What to do. Can you transcribe every record below exactly as it appears?

^^^^

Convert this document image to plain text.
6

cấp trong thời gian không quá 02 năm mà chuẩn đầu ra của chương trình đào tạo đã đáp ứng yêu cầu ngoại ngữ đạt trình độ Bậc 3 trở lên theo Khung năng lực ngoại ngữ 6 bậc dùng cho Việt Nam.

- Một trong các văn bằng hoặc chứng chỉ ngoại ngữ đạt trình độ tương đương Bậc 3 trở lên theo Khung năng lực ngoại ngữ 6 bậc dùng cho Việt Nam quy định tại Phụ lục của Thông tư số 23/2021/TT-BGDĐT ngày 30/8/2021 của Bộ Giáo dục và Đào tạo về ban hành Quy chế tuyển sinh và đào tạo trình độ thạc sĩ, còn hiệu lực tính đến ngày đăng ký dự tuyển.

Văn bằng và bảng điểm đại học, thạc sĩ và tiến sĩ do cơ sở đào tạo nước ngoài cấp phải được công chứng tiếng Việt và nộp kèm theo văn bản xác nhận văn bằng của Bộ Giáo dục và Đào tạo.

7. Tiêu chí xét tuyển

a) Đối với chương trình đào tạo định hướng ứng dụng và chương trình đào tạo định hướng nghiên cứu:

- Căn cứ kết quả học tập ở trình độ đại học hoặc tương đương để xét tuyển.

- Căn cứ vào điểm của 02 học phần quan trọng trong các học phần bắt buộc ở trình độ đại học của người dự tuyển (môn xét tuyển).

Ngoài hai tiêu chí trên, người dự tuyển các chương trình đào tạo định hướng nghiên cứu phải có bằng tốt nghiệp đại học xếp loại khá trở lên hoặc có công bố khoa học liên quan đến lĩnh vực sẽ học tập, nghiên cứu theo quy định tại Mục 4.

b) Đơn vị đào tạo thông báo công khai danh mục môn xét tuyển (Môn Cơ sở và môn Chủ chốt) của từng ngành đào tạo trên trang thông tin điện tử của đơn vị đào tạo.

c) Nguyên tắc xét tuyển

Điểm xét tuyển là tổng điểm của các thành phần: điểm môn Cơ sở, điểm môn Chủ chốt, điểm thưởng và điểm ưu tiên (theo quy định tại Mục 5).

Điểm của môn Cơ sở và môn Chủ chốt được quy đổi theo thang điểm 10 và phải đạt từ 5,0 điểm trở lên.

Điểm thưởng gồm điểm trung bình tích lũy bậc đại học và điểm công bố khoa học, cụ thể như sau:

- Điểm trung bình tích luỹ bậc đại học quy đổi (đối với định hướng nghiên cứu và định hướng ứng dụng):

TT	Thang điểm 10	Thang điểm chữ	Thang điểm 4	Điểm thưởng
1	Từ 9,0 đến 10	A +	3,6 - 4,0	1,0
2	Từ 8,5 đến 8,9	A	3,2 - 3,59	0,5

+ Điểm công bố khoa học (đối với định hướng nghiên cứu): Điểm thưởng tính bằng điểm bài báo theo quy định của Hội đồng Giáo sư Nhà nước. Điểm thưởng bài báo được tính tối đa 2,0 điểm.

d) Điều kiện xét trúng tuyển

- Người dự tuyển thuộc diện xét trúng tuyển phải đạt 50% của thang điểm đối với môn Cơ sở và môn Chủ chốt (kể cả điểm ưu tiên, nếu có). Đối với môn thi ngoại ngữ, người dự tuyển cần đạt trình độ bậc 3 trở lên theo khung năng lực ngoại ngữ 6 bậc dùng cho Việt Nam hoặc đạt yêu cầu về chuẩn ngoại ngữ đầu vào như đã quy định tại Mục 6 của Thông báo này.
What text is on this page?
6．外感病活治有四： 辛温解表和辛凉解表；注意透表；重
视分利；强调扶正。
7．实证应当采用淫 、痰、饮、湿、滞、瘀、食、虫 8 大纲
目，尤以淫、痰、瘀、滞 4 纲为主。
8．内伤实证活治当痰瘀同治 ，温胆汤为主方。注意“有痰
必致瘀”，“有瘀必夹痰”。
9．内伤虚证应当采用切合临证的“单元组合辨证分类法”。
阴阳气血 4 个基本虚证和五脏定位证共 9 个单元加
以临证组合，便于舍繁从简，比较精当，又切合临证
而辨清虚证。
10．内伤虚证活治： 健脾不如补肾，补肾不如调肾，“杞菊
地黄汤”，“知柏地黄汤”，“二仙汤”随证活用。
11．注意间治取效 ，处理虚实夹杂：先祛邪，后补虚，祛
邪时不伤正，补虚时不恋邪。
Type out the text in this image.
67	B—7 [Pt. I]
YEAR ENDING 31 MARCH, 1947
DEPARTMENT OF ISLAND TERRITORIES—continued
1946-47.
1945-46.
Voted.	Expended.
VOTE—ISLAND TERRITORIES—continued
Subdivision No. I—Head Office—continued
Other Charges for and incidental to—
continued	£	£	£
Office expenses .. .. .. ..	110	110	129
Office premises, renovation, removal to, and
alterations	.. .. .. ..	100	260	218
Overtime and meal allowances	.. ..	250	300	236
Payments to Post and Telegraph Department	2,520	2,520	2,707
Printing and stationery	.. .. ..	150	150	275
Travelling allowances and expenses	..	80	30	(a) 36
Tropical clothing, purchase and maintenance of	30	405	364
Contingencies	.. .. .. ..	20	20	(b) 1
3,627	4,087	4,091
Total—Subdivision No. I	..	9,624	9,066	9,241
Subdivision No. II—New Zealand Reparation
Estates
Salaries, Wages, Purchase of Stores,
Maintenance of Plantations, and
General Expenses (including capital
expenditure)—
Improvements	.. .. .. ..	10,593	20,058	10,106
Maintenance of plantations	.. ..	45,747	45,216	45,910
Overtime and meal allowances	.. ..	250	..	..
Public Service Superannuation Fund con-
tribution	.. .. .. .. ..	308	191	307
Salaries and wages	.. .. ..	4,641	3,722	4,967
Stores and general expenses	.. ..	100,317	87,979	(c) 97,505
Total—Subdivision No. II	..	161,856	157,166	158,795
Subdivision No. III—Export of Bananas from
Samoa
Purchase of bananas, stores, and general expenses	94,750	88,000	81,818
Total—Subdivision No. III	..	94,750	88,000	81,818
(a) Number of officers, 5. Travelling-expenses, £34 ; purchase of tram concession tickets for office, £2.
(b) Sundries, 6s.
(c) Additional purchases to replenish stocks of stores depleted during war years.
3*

^^^^

Exercise response.
Convert this document image to plain text.
6

cấp trong thời gian không quá 02 năm mà chuẩn đầu ra của chương trình đào tạo đã đáp ứng yêu cầu ngoại ngữ đạt trình độ Bậc 3 trở lên theo Khung năng lực ngoại ngữ 6 bậc dùng cho Việt Nam.

- Một trong các văn bằng hoặc chứng chỉ ngoại ngữ đạt trình độ tương đương Bậc 3 trở lên theo Khung năng lực ngoại ngữ 6 bậc dùng cho Việt Nam quy định tại Phụ lục của Thông tư số 23/2021/TT-BGDĐT ngày 30/8/2021 của Bộ Giáo dục và Đào tạo về ban hành Quy chế tuyển sinh và đào tạo trình độ thạc sĩ, còn hiệu lực tính đến ngày đăng ký dự tuyển.

Văn bằng và bảng điểm đại học, thạc sĩ và tiến sĩ do cơ sở đào tạo nước ngoài cấp phải được công chứng tiếng Việt và nộp kèm theo văn bản xác nhận văn bằng của Bộ Giáo dục và Đào tạo.

7. Tiêu chí xét tuyển

a) Đối với chương trình đào tạo định hướng ứng dụng và chương trình đào tạo định hướng nghiên cứu:

- Căn cứ kết quả học tập ở trình độ đại học hoặc tương đương để xét tuyển.

- Căn cứ vào điểm của 02 học phần quan trọng trong các học phần bắt buộc ở trình độ đại học của người dự tuyển (môn xét tuyển).

Ngoài hai tiêu chí trên, người dự tuyển các chương trình đào tạo định hướng nghiên cứu phải có bằng tốt nghiệp đại học xếp loại khá trở lên hoặc có công bố khoa học liên quan đến lĩnh vực sẽ học tập, nghiên cứu theo quy định tại Mục 4.

b) Đơn vị đào tạo thông báo công khai danh mục môn xét tuyển (Môn Cơ sở và môn Chủ chốt) của từng ngành đào tạo trên trang thông tin điện tử của đơn vị đào tạo.

c) Nguyên tắc xét tuyển

Điểm xét tuyển là tổng điểm của các thành phần: điểm môn Cơ sở, điểm môn Chủ chốt, điểm thưởng và điểm ưu tiên (theo quy định tại Mục 5).

Điểm của môn Cơ sở và môn Chủ chốt được quy đổi theo thang điểm 10 và phải đạt từ 5,0 điểm trở lên.

Điểm thưởng gồm điểm trung bình tích lũy bậc đại học và điểm công bố khoa học, cụ thể như sau:

- Điểm trung bình tích luỹ bậc đại học quy đổi (đối với định hướng nghiên cứu và định hướng ứng dụng):

TT	Thang điểm 10	Thang điểm chữ	Thang điểm 4	Điểm thưởng
1	Từ 9,0 đến 10	A +	3,6 - 4,0	1,0
2	Từ 8,5 đến 8,9	A	3,2 - 3,59	0,5

+ Điểm công bố khoa học (đối với định hướng nghiên cứu): Điểm thưởng tính bằng điểm bài báo theo quy định của Hội đồng Giáo sư Nhà nước. Điểm thưởng bài báo được tính tối đa 2,0 điểm.

d) Điều kiện xét trúng tuyển

- Người dự tuyển thuộc diện xét trúng tuyển phải đạt 50% của thang điểm đối với môn Cơ sở và môn Chủ chốt (kể cả điểm ưu tiên, nếu có). Đối với môn thi ngoại ngữ, người dự tuyển cần đạt trình độ bậc 3 trở lên theo khung năng lực ngoại ngữ 6 bậc dùng cho Việt Nam hoặc đạt yêu cầu về chuẩn ngoại ngữ đầu vào như đã quy định tại Mục 6 của Thông báo này.
What text is on this page?
6．外感病活治有四： 辛温解表和辛凉解表；注意透表；重
视分利；强调扶正。
7．实证应当采用淫 、痰、饮、湿、滞、瘀、食、虫 8 大纲
目，尤以淫、痰、瘀、滞 4 纲为主。
8．内伤实证活治当痰瘀同治 ，温胆汤为主方。注意“有痰
必致瘀”，“有瘀必夹痰”。
9．内伤虚证应当采用切合临证的“单元组合辨证分类法”。
阴阳气血 4 个基本虚证和五脏定位证共 9 个单元加
以临证组合，便于舍繁从简，比较精当，又切合临证
而辨清虚证。
10．内伤虚证活治： 健脾不如补肾，补肾不如调肾，“杞菊
地黄汤”，“知柏地黄汤”，“二仙汤”随证活用。
11．注意间治取效 ，处理虚实夹杂：先祛邪，后补虚，祛
邪时不伤正，补虚时不恋邪。
Type out the text in this image.
67	B—7 [Pt. I]
YEAR ENDING 31 MARCH, 1947
DEPARTMENT OF ISLAND TERRITORIES—continued
1946-47.
1945-46.
Voted.	Expended.
VOTE—ISLAND TERRITORIES—continued
Subdivision No. I—Head Office—continued
Other Charges for and incidental to—
continued	£	£	£
Office expenses .. .. .. ..	110	110	129
Office premises, renovation, removal to, and
alterations	.. .. .. ..	100	260	218
Overtime and meal allowances	.. ..	250	300	236
Payments to Post and Telegraph Department	2,520	2,520	2,707
Printing and stationery	.. .. ..	150	150	275
Travelling allowances and expenses	..	80	30	(a) 36
Tropical clothing, purchase and maintenance of	30	405	364
Contingencies	.. .. .. ..	20	20	(b) 1
3,627	4,087	4,091
Total—Subdivision No. I	..	9,624	9,066	9,241
Subdivision No. II—New Zealand Reparation
Estates
Salaries, Wages, Purchase of Stores,
Maintenance of Plantations, and
General Expenses (including capital
expenditure)—
Improvements	.. .. .. ..	10,593	20,058	10,106
Maintenance of plantations	.. ..	45,747	45,216	45,910
Overtime and meal allowances	.. ..	250	..	..
Public Service Superannuation Fund con-
tribution	.. .. .. .. ..	308	191	307
Salaries and wages	.. .. ..	4,641	3,722	4,967
Stores and general expenses	.. ..	100,317	87,979	(c) 97,505
Total—Subdivision No. II	..	161,856	157,166	158,795
Subdivision No. III—Export of Bananas from
Samoa
Purchase of bananas, stores, and general expenses	94,750	88,000	81,818
Total—Subdivision No. III	..	94,750	88,000	81,818
(a) Number of officers, 5. Travelling-expenses, £34 ; purchase of tram concession tickets for office, £2.
(b) Sundries, 6s.
(c) Additional purchases to replenish stocks of stores depleted during war years.
3*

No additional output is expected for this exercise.